## [Written task]
Exactly reproduce the entries, dropping any pictures from your copy.

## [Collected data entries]
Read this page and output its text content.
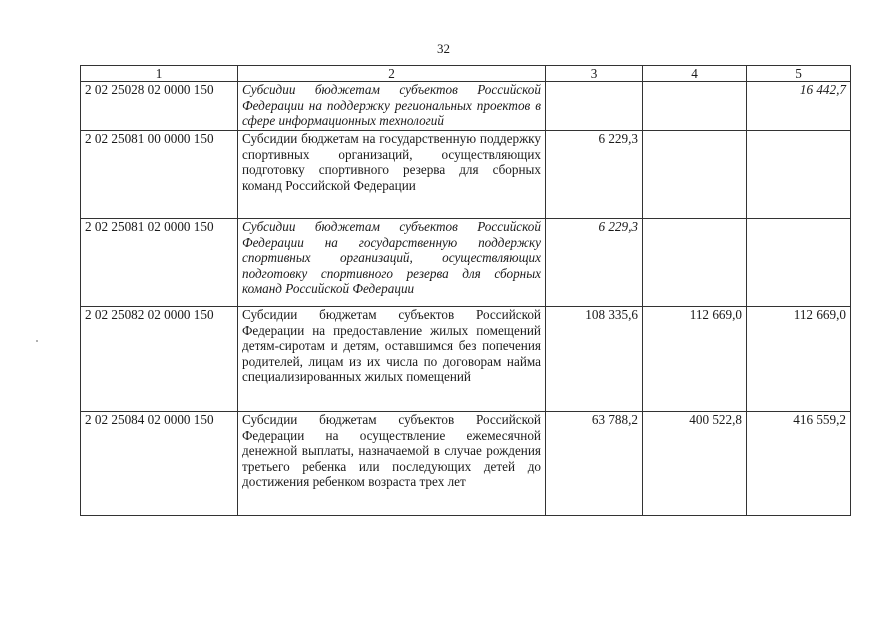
32
1	2	3	4	5
2 02 25028 02 0000 150	Субсидии бюджетам субъектов Российской Федерации на поддержку региональных проектов в сфере информационных технологий			16 442,7
2 02 25081 00 0000 150	Субсидии бюджетам на государственную поддержку спортивных организаций, осуществляющих подготовку спортивного резерва для сборных команд Российской Федерации	6 229,3		
2 02 25081 02 0000 150	Субсидии бюджетам субъектов Российской Федерации на государственную поддержку спортивных организаций, осуществляющих подготовку спортивного резерва для сборных команд Российской Федерации	6 229,3		
2 02 25082 02 0000 150	Субсидии бюджетам субъектов Российской Федерации на предоставление жилых помещений детям-сиротам и детям, оставшимся без попечения родителей, лицам из их числа по договорам найма специализированных жилых помещений	108 335,6	112 669,0	112 669,0
2 02 25084 02 0000 150	Субсидии бюджетам субъектов Российской Федерации на осуществление ежемесячной денежной выплаты, назначаемой в случае рождения третьего ребенка или последующих детей до достижения ребенком возраста трех лет	63 788,2	400 522,8	416 559,2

## [Response to the task]
Read this page and output its text content.
32
1	2	3	4	5
2 02 25028 02 0000 150	Субсидии бюджетам субъектов Российской Федерации на поддержку региональных проектов в сфере информационных технологий			16 442,7
2 02 25081 00 0000 150	Субсидии бюджетам на государственную поддержку спортивных организаций, осуществляющих подготовку спортивного резерва для сборных команд Российской Федерации	6 229,3		
2 02 25081 02 0000 150	Субсидии бюджетам субъектов Российской Федерации на государственную поддержку спортивных организаций, осуществляющих подготовку спортивного резерва для сборных команд Российской Федерации	6 229,3		
2 02 25082 02 0000 150	Субсидии бюджетам субъектов Российской Федерации на предоставление жилых помещений детям-сиротам и детям, оставшимся без попечения родителей, лицам из их числа по договорам найма специализированных жилых помещений	108 335,6	112 669,0	112 669,0
2 02 25084 02 0000 150	Субсидии бюджетам субъектов Российской Федерации на осуществление ежемесячной денежной выплаты, назначаемой в случае рождения третьего ребенка или последующих детей до достижения ребенком возраста трех лет	63 788,2	400 522,8	416 559,2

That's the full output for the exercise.